Written exercise:
Sort through the data and copy the lines holding the word "采样日期".

[Dataset items]
# # #

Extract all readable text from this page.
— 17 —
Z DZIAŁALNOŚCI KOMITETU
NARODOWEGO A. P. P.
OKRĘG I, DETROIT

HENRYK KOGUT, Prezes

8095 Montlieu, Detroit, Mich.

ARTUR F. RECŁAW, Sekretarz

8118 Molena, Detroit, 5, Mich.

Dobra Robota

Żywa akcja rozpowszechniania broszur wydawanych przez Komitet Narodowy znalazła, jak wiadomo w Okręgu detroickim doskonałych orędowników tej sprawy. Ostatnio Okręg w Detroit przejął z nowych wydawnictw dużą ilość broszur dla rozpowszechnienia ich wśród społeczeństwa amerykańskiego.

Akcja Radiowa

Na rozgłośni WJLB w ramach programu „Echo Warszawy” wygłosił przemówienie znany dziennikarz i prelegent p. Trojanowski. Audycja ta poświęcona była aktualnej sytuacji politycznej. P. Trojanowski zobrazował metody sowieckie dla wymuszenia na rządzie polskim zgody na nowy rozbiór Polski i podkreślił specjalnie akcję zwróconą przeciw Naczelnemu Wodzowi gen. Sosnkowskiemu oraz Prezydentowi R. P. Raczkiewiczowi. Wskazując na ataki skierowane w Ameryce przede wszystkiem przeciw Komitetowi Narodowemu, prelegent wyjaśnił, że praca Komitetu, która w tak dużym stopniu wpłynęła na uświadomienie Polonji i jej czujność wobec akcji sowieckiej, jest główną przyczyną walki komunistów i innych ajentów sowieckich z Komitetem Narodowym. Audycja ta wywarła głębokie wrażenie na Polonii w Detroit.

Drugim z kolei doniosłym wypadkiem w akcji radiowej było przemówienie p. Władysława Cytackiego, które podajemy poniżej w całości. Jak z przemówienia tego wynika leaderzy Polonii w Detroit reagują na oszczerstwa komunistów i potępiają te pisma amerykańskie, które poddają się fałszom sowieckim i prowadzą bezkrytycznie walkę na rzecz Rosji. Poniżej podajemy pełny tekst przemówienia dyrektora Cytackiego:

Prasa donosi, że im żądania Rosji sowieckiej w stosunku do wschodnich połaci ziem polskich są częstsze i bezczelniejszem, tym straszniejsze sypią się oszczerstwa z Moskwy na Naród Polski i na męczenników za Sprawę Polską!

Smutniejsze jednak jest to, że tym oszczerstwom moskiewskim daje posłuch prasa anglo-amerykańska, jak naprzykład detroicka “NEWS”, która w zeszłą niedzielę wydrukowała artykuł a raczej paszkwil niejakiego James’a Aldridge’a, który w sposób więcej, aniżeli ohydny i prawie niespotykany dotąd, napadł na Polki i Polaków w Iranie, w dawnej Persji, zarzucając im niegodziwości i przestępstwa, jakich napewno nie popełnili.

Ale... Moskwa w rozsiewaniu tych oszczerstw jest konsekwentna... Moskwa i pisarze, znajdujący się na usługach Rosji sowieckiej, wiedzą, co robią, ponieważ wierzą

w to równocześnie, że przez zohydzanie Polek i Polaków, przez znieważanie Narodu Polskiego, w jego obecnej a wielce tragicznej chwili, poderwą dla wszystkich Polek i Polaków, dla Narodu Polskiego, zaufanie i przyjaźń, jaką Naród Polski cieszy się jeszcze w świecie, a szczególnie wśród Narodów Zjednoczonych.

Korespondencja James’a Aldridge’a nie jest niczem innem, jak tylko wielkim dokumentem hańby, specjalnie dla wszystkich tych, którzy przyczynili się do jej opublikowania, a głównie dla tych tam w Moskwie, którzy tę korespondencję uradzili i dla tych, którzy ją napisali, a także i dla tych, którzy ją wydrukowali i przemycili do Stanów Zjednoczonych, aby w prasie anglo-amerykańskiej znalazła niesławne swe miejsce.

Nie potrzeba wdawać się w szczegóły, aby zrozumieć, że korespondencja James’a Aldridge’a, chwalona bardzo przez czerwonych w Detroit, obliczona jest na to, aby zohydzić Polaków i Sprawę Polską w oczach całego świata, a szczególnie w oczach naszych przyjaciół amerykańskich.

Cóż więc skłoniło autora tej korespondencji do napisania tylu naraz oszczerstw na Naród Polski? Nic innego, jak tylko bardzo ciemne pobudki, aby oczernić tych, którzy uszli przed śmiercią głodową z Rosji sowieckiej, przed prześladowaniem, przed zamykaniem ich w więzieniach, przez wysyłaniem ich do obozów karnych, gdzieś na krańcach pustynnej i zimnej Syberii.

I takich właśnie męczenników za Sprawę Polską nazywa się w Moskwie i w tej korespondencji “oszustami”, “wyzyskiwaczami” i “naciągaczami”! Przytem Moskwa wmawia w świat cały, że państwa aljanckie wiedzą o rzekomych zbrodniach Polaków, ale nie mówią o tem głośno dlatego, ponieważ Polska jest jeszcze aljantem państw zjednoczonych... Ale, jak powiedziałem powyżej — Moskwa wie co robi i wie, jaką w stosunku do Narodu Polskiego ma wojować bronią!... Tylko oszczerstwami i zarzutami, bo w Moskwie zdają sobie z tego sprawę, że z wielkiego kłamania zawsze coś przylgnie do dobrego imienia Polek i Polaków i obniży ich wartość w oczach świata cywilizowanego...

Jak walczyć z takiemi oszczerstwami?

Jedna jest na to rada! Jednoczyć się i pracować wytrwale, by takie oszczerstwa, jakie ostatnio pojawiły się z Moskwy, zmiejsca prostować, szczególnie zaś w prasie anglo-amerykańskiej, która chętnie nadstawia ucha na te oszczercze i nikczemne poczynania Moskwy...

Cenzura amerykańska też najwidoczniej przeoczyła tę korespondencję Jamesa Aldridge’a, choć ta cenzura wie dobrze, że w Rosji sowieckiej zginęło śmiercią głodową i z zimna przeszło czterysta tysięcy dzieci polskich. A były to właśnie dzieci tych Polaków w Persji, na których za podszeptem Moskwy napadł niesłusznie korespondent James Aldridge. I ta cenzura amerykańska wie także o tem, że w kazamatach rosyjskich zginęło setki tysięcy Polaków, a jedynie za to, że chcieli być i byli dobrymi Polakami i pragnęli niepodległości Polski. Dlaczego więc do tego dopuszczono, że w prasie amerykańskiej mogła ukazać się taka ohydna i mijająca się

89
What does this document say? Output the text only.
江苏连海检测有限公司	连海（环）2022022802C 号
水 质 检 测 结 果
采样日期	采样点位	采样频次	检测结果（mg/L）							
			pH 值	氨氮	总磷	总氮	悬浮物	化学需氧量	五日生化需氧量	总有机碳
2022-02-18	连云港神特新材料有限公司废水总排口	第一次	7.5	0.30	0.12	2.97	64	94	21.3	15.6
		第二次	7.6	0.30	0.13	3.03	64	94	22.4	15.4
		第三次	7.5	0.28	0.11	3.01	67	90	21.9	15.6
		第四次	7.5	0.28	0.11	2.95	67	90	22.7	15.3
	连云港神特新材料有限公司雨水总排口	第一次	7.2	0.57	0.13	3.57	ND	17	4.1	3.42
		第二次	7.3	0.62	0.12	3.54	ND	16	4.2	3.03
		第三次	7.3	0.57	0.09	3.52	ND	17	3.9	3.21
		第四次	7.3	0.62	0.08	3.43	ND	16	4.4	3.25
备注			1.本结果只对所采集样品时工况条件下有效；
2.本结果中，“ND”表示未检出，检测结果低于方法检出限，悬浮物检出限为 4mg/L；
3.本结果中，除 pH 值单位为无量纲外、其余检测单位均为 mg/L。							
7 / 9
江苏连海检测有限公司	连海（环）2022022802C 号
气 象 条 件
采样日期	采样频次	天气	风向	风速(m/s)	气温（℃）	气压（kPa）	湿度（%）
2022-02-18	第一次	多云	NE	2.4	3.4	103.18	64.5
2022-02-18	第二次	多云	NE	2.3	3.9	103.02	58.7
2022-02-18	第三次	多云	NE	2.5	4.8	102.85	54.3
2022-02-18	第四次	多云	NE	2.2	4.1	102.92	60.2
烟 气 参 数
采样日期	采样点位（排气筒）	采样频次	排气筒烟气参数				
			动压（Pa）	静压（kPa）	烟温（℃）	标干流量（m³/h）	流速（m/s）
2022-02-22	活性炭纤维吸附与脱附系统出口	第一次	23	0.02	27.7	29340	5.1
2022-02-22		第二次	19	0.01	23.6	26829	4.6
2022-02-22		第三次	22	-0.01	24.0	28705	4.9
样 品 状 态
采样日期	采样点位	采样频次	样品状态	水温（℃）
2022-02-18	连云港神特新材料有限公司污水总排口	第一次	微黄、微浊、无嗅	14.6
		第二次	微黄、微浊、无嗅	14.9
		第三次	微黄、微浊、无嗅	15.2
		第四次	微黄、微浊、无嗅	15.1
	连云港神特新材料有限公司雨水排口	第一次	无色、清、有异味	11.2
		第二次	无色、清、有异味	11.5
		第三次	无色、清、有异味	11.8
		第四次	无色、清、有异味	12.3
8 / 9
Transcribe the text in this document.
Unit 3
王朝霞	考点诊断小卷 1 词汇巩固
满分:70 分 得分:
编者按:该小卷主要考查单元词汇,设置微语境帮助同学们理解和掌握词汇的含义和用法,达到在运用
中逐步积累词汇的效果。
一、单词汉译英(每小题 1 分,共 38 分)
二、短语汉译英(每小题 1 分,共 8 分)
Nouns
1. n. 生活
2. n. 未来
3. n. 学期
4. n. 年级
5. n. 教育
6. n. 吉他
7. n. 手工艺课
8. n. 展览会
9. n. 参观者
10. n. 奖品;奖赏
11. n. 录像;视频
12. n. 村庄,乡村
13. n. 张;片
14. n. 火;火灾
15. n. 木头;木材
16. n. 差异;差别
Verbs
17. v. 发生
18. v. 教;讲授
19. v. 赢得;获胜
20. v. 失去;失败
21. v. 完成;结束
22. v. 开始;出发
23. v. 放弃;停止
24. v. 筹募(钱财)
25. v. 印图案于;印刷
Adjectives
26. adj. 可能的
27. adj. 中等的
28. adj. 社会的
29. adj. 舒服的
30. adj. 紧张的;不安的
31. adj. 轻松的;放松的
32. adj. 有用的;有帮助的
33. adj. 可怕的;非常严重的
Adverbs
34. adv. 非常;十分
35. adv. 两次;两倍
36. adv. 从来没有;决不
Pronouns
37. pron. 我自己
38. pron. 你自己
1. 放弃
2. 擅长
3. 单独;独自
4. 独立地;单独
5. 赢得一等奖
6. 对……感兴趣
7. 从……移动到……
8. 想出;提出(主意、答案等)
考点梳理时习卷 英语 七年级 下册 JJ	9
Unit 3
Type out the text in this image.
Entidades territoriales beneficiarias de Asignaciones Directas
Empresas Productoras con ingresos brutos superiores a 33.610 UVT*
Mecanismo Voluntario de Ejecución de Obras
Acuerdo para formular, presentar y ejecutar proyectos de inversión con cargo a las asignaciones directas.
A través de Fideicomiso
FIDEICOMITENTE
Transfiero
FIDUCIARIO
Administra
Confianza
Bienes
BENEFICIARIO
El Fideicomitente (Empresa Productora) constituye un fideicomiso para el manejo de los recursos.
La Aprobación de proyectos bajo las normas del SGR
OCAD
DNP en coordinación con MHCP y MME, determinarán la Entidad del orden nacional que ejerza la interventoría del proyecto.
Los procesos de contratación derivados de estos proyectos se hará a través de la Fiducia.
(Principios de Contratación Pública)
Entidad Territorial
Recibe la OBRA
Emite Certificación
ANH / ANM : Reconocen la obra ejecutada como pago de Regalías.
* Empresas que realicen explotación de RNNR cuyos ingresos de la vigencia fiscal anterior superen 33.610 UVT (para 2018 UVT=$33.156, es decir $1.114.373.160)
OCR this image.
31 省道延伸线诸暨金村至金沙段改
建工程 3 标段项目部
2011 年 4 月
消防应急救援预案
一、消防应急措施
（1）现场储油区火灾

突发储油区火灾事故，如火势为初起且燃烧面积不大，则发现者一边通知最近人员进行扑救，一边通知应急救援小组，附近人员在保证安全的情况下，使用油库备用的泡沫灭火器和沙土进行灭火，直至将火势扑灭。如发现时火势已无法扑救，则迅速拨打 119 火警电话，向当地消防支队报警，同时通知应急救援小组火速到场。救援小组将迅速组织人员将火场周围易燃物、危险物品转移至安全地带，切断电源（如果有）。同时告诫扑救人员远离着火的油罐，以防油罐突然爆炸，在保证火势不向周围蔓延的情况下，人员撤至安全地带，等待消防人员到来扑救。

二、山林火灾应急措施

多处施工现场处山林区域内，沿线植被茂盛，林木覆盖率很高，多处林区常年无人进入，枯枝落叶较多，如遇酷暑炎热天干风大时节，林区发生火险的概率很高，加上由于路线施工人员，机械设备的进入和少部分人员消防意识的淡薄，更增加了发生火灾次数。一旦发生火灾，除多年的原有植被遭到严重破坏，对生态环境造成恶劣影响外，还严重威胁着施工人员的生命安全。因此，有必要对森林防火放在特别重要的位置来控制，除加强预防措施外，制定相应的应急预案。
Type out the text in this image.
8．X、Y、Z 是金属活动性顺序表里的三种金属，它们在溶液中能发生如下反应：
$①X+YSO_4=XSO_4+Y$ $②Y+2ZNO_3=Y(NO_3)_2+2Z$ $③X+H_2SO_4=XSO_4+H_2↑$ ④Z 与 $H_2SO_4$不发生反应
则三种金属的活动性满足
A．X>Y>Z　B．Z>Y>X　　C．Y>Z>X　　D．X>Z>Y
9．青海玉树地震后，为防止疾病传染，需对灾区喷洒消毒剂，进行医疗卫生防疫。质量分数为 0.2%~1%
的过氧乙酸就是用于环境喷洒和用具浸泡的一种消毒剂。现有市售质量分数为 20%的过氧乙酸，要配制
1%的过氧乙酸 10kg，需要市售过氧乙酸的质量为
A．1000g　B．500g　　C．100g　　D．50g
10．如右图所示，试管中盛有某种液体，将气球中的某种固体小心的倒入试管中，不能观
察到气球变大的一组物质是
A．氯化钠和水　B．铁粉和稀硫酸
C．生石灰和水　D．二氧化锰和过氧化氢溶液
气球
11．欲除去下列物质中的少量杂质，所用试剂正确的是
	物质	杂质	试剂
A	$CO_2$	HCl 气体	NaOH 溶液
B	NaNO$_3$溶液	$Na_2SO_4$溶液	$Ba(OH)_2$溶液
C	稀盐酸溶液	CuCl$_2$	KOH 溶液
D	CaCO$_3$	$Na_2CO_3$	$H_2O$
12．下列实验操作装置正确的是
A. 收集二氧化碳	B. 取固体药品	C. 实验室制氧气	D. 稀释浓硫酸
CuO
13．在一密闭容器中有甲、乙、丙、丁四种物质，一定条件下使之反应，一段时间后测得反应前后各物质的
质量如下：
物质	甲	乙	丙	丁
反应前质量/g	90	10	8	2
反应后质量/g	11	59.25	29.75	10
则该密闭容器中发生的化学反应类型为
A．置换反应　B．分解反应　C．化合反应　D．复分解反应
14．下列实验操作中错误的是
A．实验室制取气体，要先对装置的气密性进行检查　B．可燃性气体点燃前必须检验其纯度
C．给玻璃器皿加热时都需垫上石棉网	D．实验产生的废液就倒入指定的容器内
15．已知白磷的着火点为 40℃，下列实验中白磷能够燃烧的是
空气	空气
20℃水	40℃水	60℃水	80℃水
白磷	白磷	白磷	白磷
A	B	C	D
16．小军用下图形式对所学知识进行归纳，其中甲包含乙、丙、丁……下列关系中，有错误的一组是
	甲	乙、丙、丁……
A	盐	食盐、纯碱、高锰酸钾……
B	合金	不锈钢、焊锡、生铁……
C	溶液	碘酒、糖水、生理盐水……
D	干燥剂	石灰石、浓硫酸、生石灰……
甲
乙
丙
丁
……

# # #

Worked answer:
采样日期	采样点位	采样频次	检测结果（mg/L）							
采样日期	采样频次	天气	风向	风速(m/s)	气温（℃）	气压（kPa）	湿度（%）
采样日期	采样点位（排气筒）	采样频次	排气筒烟气参数				
采样日期	采样点位	采样频次	样品状态	水温（℃）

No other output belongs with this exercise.